To be done:
Lines containing the word "subname" are to be counted; state their number and nothing further.

--- start of Data for this task ---

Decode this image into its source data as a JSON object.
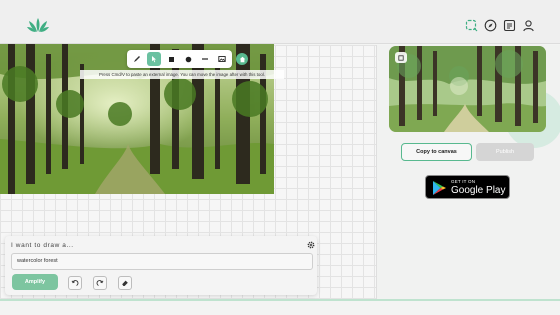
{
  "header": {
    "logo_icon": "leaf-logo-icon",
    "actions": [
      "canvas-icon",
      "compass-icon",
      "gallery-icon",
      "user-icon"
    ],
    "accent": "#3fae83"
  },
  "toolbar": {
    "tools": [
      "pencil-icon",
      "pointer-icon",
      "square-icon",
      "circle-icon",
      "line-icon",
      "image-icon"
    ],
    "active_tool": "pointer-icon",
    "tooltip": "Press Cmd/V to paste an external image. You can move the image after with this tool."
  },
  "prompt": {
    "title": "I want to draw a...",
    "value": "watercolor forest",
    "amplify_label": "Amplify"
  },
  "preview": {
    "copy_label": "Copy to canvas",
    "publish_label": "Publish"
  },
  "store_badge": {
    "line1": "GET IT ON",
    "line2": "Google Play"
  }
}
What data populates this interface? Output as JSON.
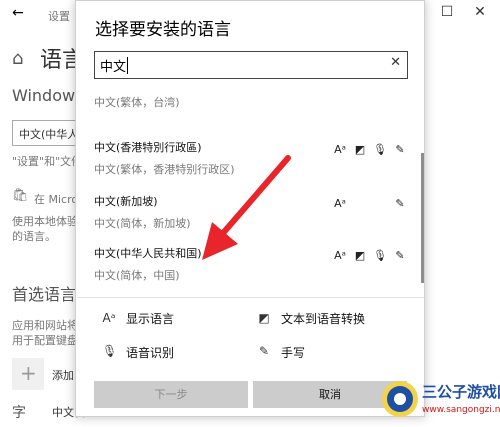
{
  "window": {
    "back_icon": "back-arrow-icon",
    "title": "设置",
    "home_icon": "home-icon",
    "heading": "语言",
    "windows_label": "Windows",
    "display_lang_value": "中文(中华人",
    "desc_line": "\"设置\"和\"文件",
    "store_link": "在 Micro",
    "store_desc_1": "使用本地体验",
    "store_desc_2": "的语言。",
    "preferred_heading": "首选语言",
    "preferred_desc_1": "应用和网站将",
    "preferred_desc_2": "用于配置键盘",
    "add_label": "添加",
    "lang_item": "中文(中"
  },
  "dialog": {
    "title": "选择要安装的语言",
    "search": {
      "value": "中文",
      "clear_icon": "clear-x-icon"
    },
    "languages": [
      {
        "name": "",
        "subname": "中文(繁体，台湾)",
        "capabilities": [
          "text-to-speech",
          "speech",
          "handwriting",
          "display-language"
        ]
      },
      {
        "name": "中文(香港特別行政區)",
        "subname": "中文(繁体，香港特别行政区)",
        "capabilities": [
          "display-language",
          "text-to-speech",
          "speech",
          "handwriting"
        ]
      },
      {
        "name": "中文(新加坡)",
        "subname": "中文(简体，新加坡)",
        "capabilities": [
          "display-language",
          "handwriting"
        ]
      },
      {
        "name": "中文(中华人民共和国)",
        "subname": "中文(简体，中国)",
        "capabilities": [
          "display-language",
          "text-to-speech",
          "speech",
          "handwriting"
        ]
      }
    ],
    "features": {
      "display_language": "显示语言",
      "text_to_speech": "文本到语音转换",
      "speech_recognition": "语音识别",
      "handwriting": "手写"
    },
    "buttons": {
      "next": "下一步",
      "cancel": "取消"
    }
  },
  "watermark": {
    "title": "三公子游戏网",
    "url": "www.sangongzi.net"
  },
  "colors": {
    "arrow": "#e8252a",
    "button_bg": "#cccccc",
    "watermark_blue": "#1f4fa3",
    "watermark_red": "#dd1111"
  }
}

--- end of Data for this task ---

Worked solution:
4